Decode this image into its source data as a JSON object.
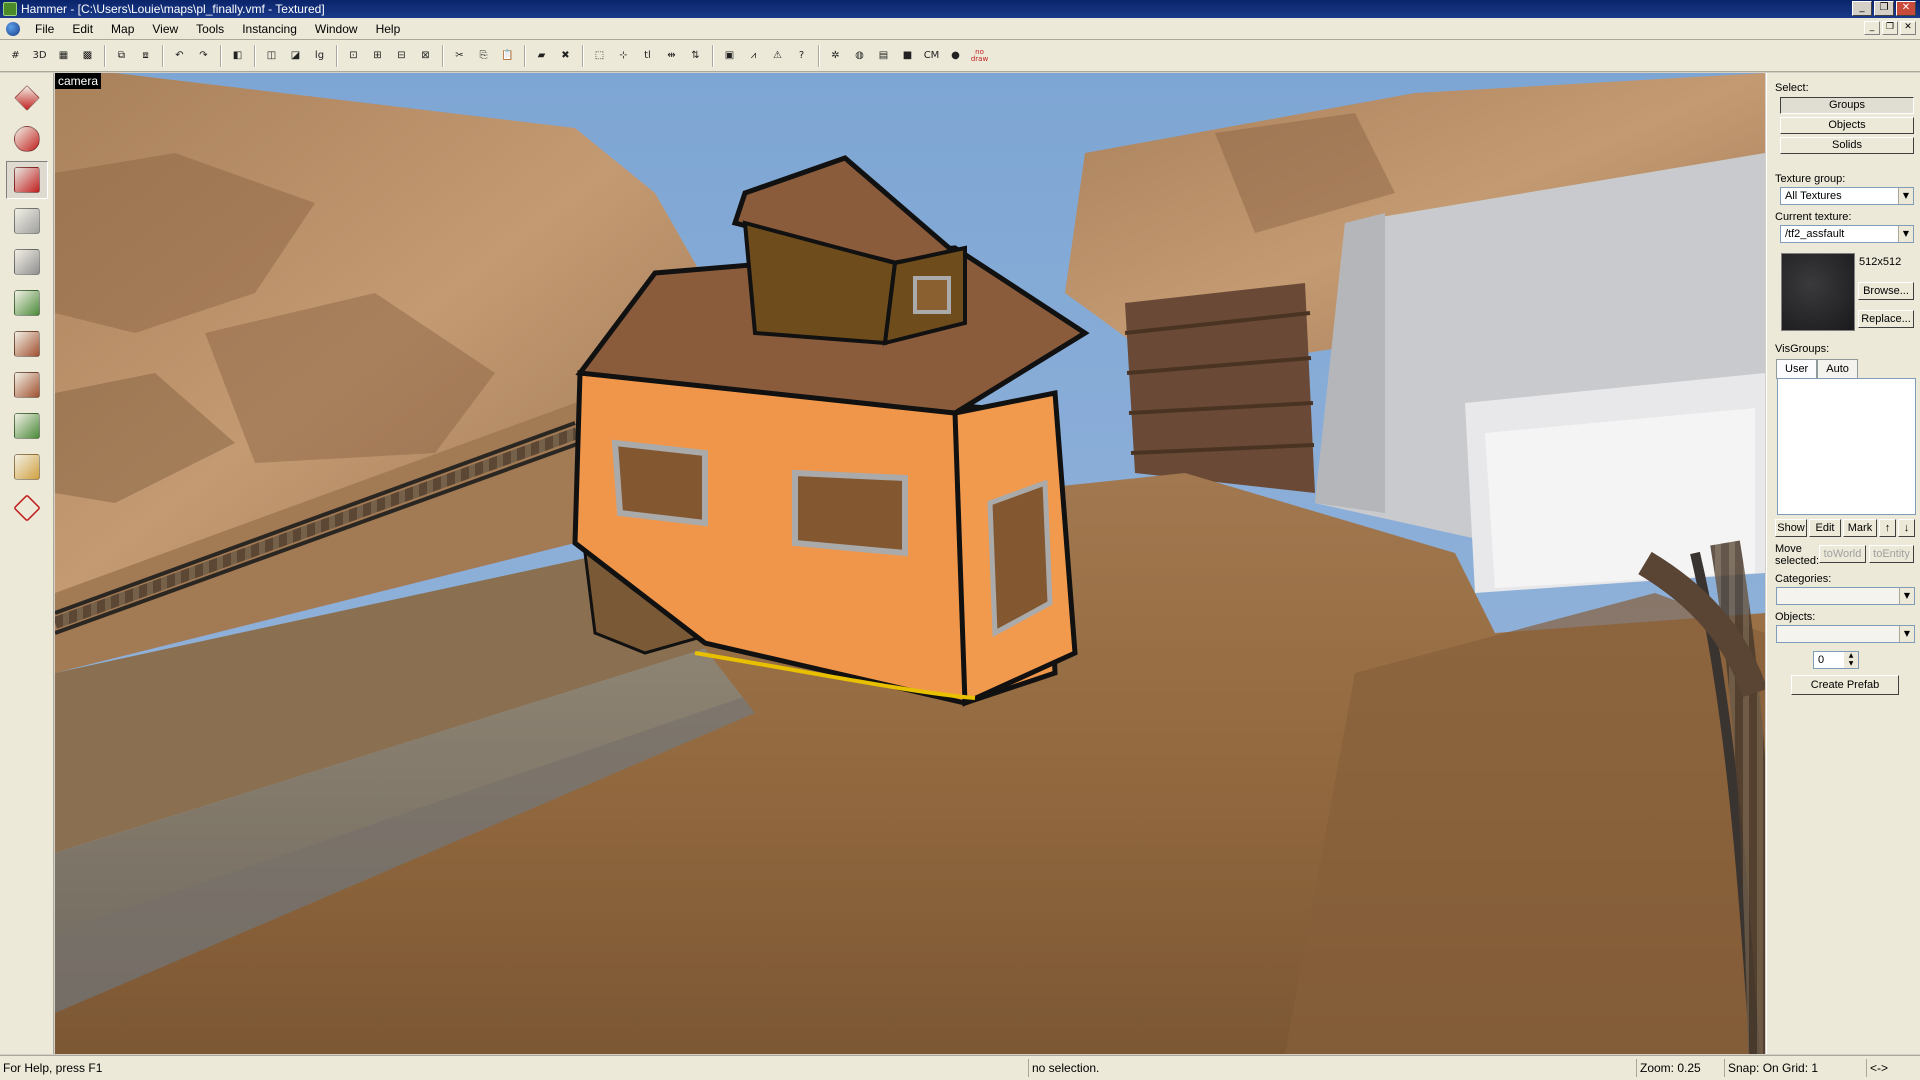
{
  "window": {
    "title": "Hammer - [C:\\Users\\Louie\\maps\\pl_finally.vmf - Textured]",
    "minimize": "_",
    "restore": "❐",
    "close": "✕"
  },
  "menu": {
    "items": [
      "File",
      "Edit",
      "Map",
      "View",
      "Tools",
      "Instancing",
      "Window",
      "Help"
    ]
  },
  "toolbar": {
    "groups": [
      [
        {
          "name": "grid-toggle-icon",
          "glyph": "#"
        },
        {
          "name": "3d-grid-icon",
          "glyph": "3D"
        },
        {
          "name": "grid-smaller-icon",
          "glyph": "▦"
        },
        {
          "name": "grid-larger-icon",
          "glyph": "▩"
        }
      ],
      [
        {
          "name": "group-icon",
          "glyph": "⧉"
        },
        {
          "name": "ungroup-icon",
          "glyph": "⧈"
        }
      ],
      [
        {
          "name": "undo-icon",
          "glyph": "↶"
        },
        {
          "name": "redo-icon",
          "glyph": "↷"
        }
      ],
      [
        {
          "name": "carve-icon",
          "glyph": "◧"
        }
      ],
      [
        {
          "name": "hide-selected-icon",
          "glyph": "◫"
        },
        {
          "name": "hide-unselected-icon",
          "glyph": "◪"
        },
        {
          "name": "show-all-icon",
          "glyph": "lg"
        }
      ],
      [
        {
          "name": "cordon-red-icon",
          "glyph": "⊡"
        },
        {
          "name": "cordon-icon",
          "glyph": "⊞"
        },
        {
          "name": "cordon-edit-icon",
          "glyph": "⊟"
        },
        {
          "name": "cordon-clear-icon",
          "glyph": "⊠"
        }
      ],
      [
        {
          "name": "cut-icon",
          "glyph": "✂"
        },
        {
          "name": "copy-icon",
          "glyph": "⎘"
        },
        {
          "name": "paste-icon",
          "glyph": "📋"
        }
      ],
      [
        {
          "name": "hazard-stripe-icon",
          "glyph": "▰"
        },
        {
          "name": "hazard-cross-icon",
          "glyph": "✖"
        }
      ],
      [
        {
          "name": "select-box-icon",
          "glyph": "⬚"
        },
        {
          "name": "select-point-icon",
          "glyph": "⊹"
        },
        {
          "name": "texture-lock-icon",
          "glyph": "tl"
        },
        {
          "name": "flip-icon",
          "glyph": "⇹"
        },
        {
          "name": "align-icon",
          "glyph": "⇅"
        }
      ],
      [
        {
          "name": "compile-icon",
          "glyph": "▣"
        },
        {
          "name": "entity-report-icon",
          "glyph": "⩘"
        },
        {
          "name": "check-problems-icon",
          "glyph": "⚠"
        },
        {
          "name": "entity-help-icon",
          "glyph": "?"
        }
      ],
      [
        {
          "name": "models-icon",
          "glyph": "✲"
        },
        {
          "name": "portal-icon",
          "glyph": "◍"
        },
        {
          "name": "overlays-icon",
          "glyph": "▤"
        },
        {
          "name": "displacement-icon",
          "glyph": "■"
        },
        {
          "name": "cubemap-icon",
          "glyph": "CM"
        },
        {
          "name": "run-icon",
          "glyph": "●"
        },
        {
          "name": "no-draw-icon",
          "glyph": "no draw"
        }
      ]
    ]
  },
  "viewport": {
    "label": "camera"
  },
  "left_tools": [
    {
      "name": "selection-tool-icon",
      "color": "#c02020"
    },
    {
      "name": "magnify-tool-icon",
      "color": "#c02020"
    },
    {
      "name": "camera-tool-icon",
      "color": "#c02020"
    },
    {
      "name": "entity-tool-icon",
      "color": "#a0a0a0"
    },
    {
      "name": "block-tool-icon",
      "color": "#909090"
    },
    {
      "name": "texture-application-icon",
      "color": "#4a8a3a"
    },
    {
      "name": "apply-texture-icon",
      "color": "#a05030"
    },
    {
      "name": "decal-tool-icon",
      "color": "#a05030"
    },
    {
      "name": "overlay-tool-icon",
      "color": "#4a8a3a"
    },
    {
      "name": "clipping-tool-icon",
      "color": "#d0a040"
    },
    {
      "name": "vertex-tool-icon",
      "color": "#c02020"
    }
  ],
  "right_panel": {
    "select_label": "Select:",
    "groups": "Groups",
    "objects": "Objects",
    "solids": "Solids",
    "texture_group_label": "Texture group:",
    "texture_group_value": "All Textures",
    "current_texture_label": "Current texture:",
    "current_texture_value": "/tf2_assfault",
    "texture_size": "512x512",
    "browse": "Browse...",
    "replace": "Replace...",
    "visgroups_label": "VisGroups:",
    "tab_user": "User",
    "tab_auto": "Auto",
    "show": "Show",
    "edit": "Edit",
    "mark": "Mark",
    "up_arrow": "↑",
    "down_arrow": "↓",
    "move_selected_label_1": "Move",
    "move_selected_label_2": "selected:",
    "to_world": "toWorld",
    "to_entity": "toEntity",
    "categories_label": "Categories:",
    "objects_label": "Objects:",
    "spin_value": "0",
    "create_prefab": "Create Prefab"
  },
  "status": {
    "help": "For Help, press F1",
    "selection": "no selection.",
    "zoom": "Zoom: 0.25",
    "snap": "Snap: On Grid: 1",
    "nav": "<->"
  }
}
################
Print the records above exactly as they stand, but leave out the pictures.

## In response:
Decode this image into its source data as a JSON object.
{
  "window": {
    "title": "Hammer - [C:\\Users\\Louie\\maps\\pl_finally.vmf - Textured]",
    "minimize": "_",
    "restore": "❐",
    "close": "✕"
  },
  "menu": {
    "items": [
      "File",
      "Edit",
      "Map",
      "View",
      "Tools",
      "Instancing",
      "Window",
      "Help"
    ]
  },
  "toolbar": {
    "groups": [
      [
        {
          "name": "grid-toggle-icon",
          "glyph": "#"
        },
        {
          "name": "3d-grid-icon",
          "glyph": "3D"
        },
        {
          "name": "grid-smaller-icon",
          "glyph": "▦"
        },
        {
          "name": "grid-larger-icon",
          "glyph": "▩"
        }
      ],
      [
        {
          "name": "group-icon",
          "glyph": "⧉"
        },
        {
          "name": "ungroup-icon",
          "glyph": "⧈"
        }
      ],
      [
        {
          "name": "undo-icon",
          "glyph": "↶"
        },
        {
          "name": "redo-icon",
          "glyph": "↷"
        }
      ],
      [
        {
          "name": "carve-icon",
          "glyph": "◧"
        }
      ],
      [
        {
          "name": "hide-selected-icon",
          "glyph": "◫"
        },
        {
          "name": "hide-unselected-icon",
          "glyph": "◪"
        },
        {
          "name": "show-all-icon",
          "glyph": "lg"
        }
      ],
      [
        {
          "name": "cordon-red-icon",
          "glyph": "⊡"
        },
        {
          "name": "cordon-icon",
          "glyph": "⊞"
        },
        {
          "name": "cordon-edit-icon",
          "glyph": "⊟"
        },
        {
          "name": "cordon-clear-icon",
          "glyph": "⊠"
        }
      ],
      [
        {
          "name": "cut-icon",
          "glyph": "✂"
        },
        {
          "name": "copy-icon",
          "glyph": "⎘"
        },
        {
          "name": "paste-icon",
          "glyph": "📋"
        }
      ],
      [
        {
          "name": "hazard-stripe-icon",
          "glyph": "▰"
        },
        {
          "name": "hazard-cross-icon",
          "glyph": "✖"
        }
      ],
      [
        {
          "name": "select-box-icon",
          "glyph": "⬚"
        },
        {
          "name": "select-point-icon",
          "glyph": "⊹"
        },
        {
          "name": "texture-lock-icon",
          "glyph": "tl"
        },
        {
          "name": "flip-icon",
          "glyph": "⇹"
        },
        {
          "name": "align-icon",
          "glyph": "⇅"
        }
      ],
      [
        {
          "name": "compile-icon",
          "glyph": "▣"
        },
        {
          "name": "entity-report-icon",
          "glyph": "⩘"
        },
        {
          "name": "check-problems-icon",
          "glyph": "⚠"
        },
        {
          "name": "entity-help-icon",
          "glyph": "?"
        }
      ],
      [
        {
          "name": "models-icon",
          "glyph": "✲"
        },
        {
          "name": "portal-icon",
          "glyph": "◍"
        },
        {
          "name": "overlays-icon",
          "glyph": "▤"
        },
        {
          "name": "displacement-icon",
          "glyph": "■"
        },
        {
          "name": "cubemap-icon",
          "glyph": "CM"
        },
        {
          "name": "run-icon",
          "glyph": "●"
        },
        {
          "name": "no-draw-icon",
          "glyph": "no draw"
        }
      ]
    ]
  },
  "viewport": {
    "label": "camera"
  },
  "left_tools": [
    {
      "name": "selection-tool-icon",
      "color": "#c02020"
    },
    {
      "name": "magnify-tool-icon",
      "color": "#c02020"
    },
    {
      "name": "camera-tool-icon",
      "color": "#c02020"
    },
    {
      "name": "entity-tool-icon",
      "color": "#a0a0a0"
    },
    {
      "name": "block-tool-icon",
      "color": "#909090"
    },
    {
      "name": "texture-application-icon",
      "color": "#4a8a3a"
    },
    {
      "name": "apply-texture-icon",
      "color": "#a05030"
    },
    {
      "name": "decal-tool-icon",
      "color": "#a05030"
    },
    {
      "name": "overlay-tool-icon",
      "color": "#4a8a3a"
    },
    {
      "name": "clipping-tool-icon",
      "color": "#d0a040"
    },
    {
      "name": "vertex-tool-icon",
      "color": "#c02020"
    }
  ],
  "right_panel": {
    "select_label": "Select:",
    "groups": "Groups",
    "objects": "Objects",
    "solids": "Solids",
    "texture_group_label": "Texture group:",
    "texture_group_value": "All Textures",
    "current_texture_label": "Current texture:",
    "current_texture_value": "/tf2_assfault",
    "texture_size": "512x512",
    "browse": "Browse...",
    "replace": "Replace...",
    "visgroups_label": "VisGroups:",
    "tab_user": "User",
    "tab_auto": "Auto",
    "show": "Show",
    "edit": "Edit",
    "mark": "Mark",
    "up_arrow": "↑",
    "down_arrow": "↓",
    "move_selected_label_1": "Move",
    "move_selected_label_2": "selected:",
    "to_world": "toWorld",
    "to_entity": "toEntity",
    "categories_label": "Categories:",
    "objects_label": "Objects:",
    "spin_value": "0",
    "create_prefab": "Create Prefab"
  },
  "status": {
    "help": "For Help, press F1",
    "selection": "no selection.",
    "zoom": "Zoom: 0.25",
    "snap": "Snap: On Grid: 1",
    "nav": "<->"
  }
}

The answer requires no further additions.